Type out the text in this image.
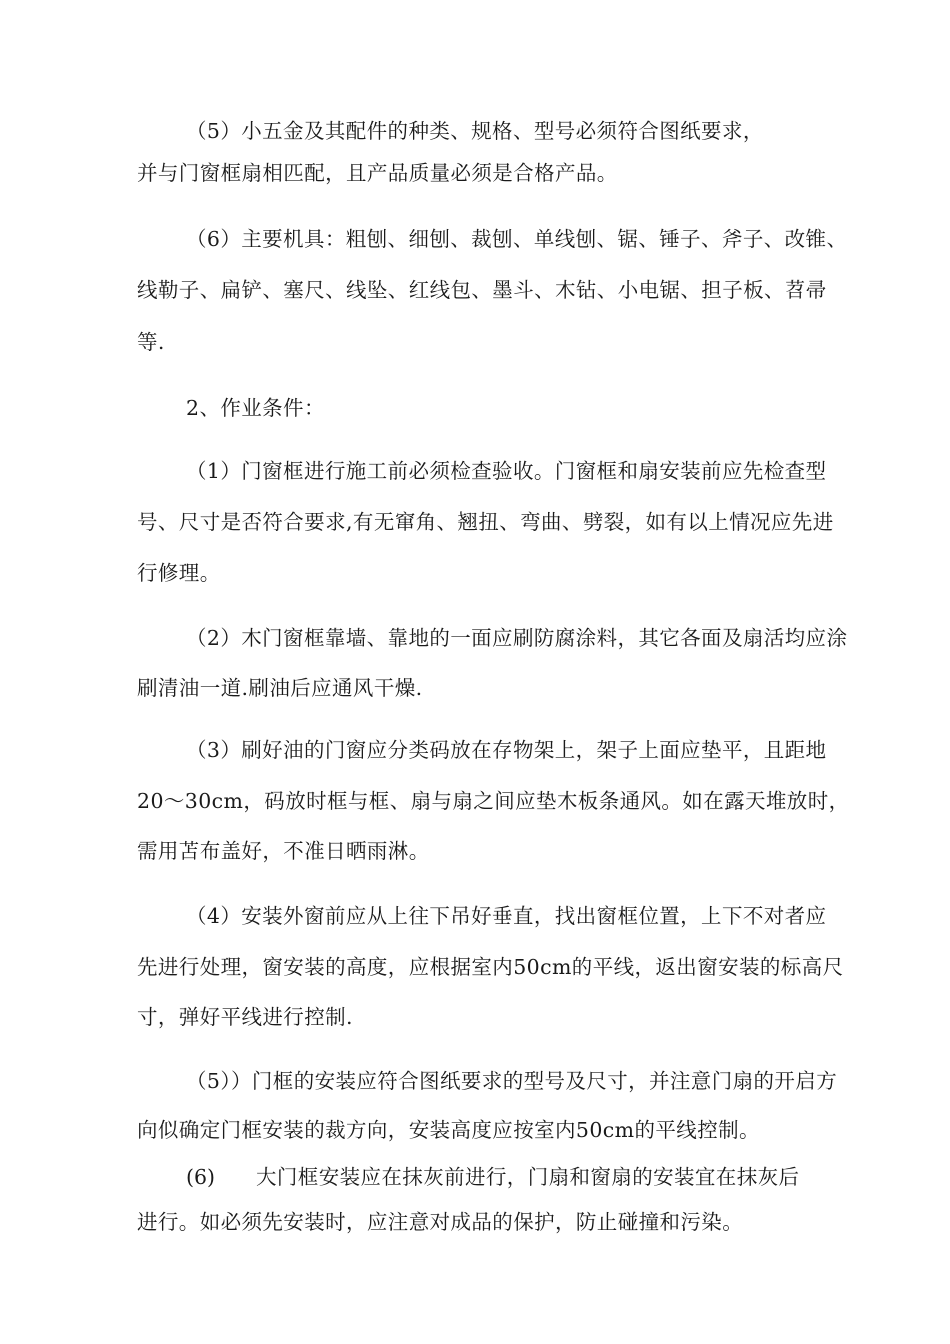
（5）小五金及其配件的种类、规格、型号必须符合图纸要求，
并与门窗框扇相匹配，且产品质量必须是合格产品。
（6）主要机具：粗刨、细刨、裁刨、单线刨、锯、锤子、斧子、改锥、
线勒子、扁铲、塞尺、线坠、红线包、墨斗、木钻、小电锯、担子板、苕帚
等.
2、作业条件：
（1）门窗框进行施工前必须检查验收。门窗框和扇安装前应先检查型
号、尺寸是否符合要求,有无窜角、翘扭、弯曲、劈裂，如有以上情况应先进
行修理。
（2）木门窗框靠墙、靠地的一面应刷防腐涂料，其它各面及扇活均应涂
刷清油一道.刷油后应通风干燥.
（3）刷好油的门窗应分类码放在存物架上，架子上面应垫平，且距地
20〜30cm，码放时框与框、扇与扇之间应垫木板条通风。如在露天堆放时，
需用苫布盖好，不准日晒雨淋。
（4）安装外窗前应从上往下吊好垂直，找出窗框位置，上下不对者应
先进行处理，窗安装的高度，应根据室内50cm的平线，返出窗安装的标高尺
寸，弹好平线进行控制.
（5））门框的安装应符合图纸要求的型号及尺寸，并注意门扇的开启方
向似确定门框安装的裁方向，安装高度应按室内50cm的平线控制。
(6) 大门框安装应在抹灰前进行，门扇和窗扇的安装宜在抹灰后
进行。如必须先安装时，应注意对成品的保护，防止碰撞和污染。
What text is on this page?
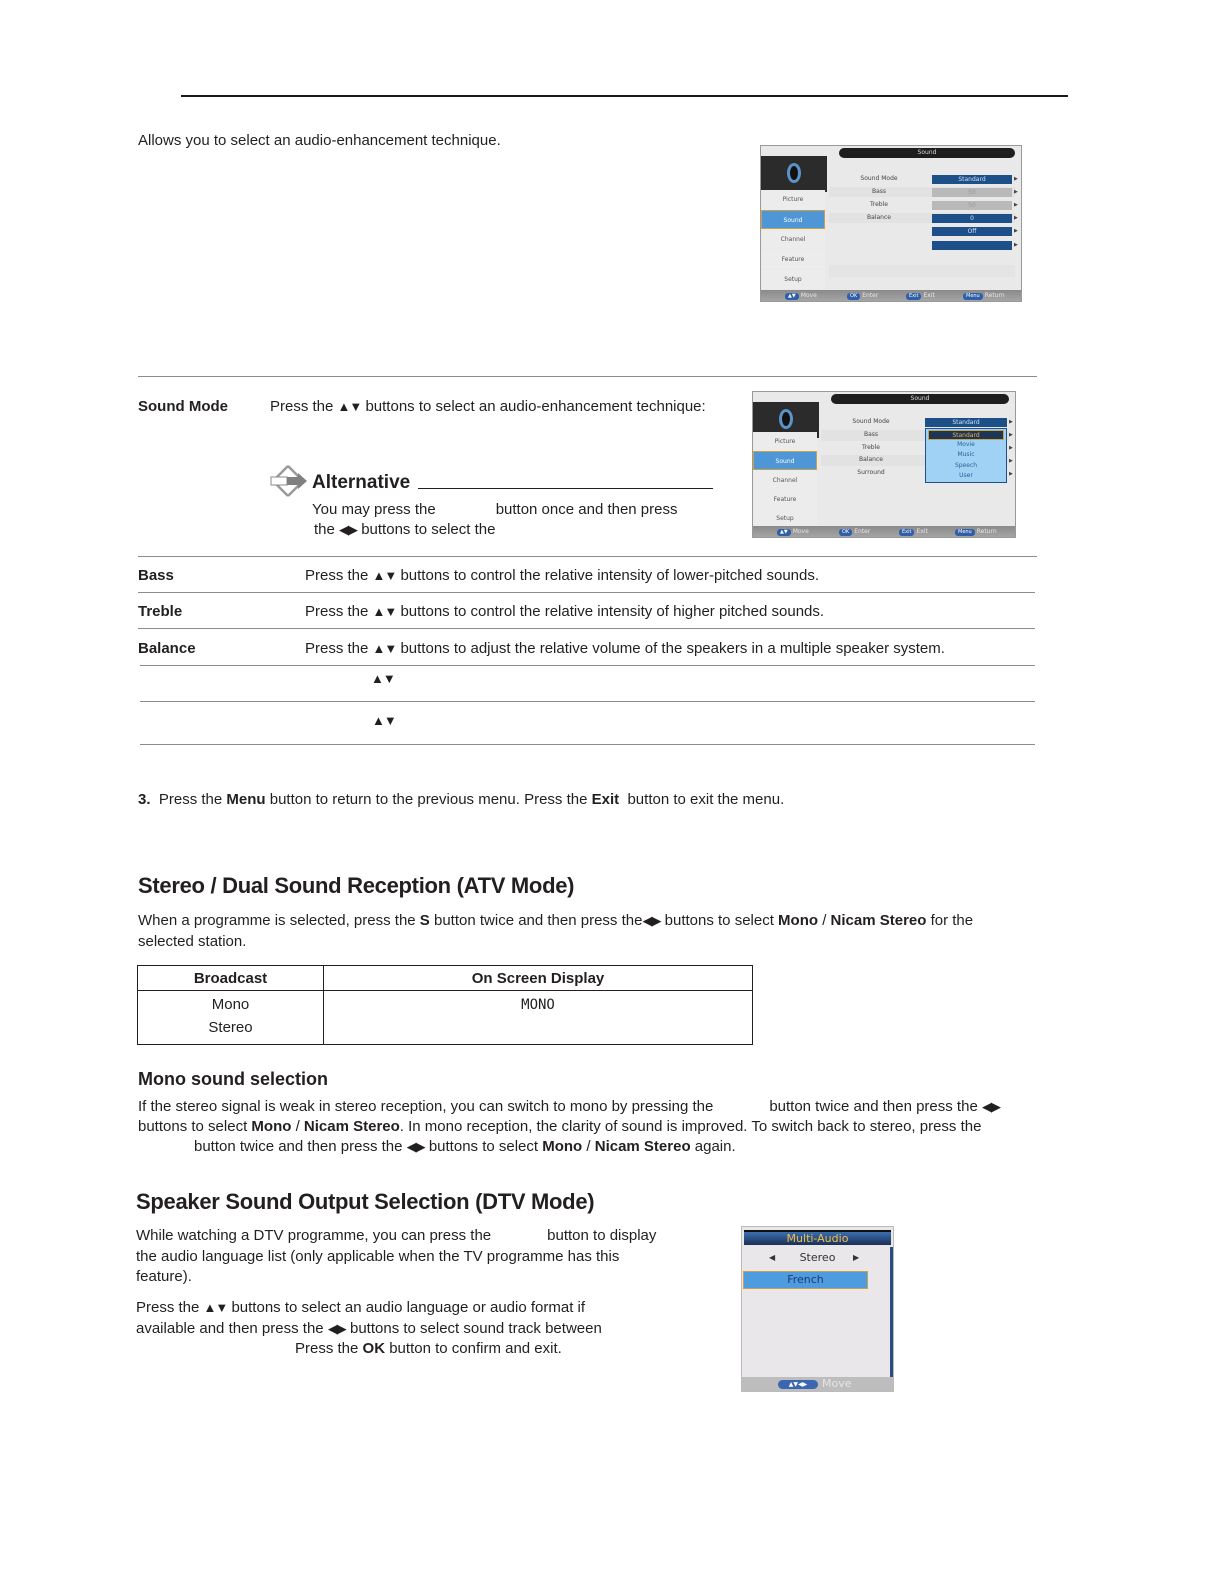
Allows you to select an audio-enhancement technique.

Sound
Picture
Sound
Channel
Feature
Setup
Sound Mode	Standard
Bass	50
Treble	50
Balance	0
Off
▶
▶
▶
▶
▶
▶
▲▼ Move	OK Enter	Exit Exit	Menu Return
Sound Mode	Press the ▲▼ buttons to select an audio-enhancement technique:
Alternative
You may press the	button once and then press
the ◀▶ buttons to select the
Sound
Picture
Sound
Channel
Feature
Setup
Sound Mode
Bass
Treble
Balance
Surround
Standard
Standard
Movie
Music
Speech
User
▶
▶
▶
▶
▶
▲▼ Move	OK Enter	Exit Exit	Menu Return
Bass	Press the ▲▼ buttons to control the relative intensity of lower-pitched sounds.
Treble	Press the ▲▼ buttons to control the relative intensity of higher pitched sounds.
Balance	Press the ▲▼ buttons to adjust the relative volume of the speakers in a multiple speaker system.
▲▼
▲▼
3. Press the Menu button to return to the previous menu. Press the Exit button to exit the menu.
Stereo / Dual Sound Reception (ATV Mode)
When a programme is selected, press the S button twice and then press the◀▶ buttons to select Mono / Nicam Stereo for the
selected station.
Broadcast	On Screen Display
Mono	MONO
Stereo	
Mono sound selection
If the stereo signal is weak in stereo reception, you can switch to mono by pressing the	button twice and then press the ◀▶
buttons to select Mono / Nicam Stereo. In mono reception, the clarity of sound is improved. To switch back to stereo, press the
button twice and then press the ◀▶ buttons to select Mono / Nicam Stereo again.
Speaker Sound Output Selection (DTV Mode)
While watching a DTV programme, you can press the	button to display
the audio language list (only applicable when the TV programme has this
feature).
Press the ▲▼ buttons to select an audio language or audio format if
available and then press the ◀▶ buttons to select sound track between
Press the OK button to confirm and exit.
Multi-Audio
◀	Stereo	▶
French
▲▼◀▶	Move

= = =

**INSTRUCTION**. Copy in full each line that holds the word "text".

**EXERCISE RESPONSE**.
Type out the text in this image.
What text is on this page?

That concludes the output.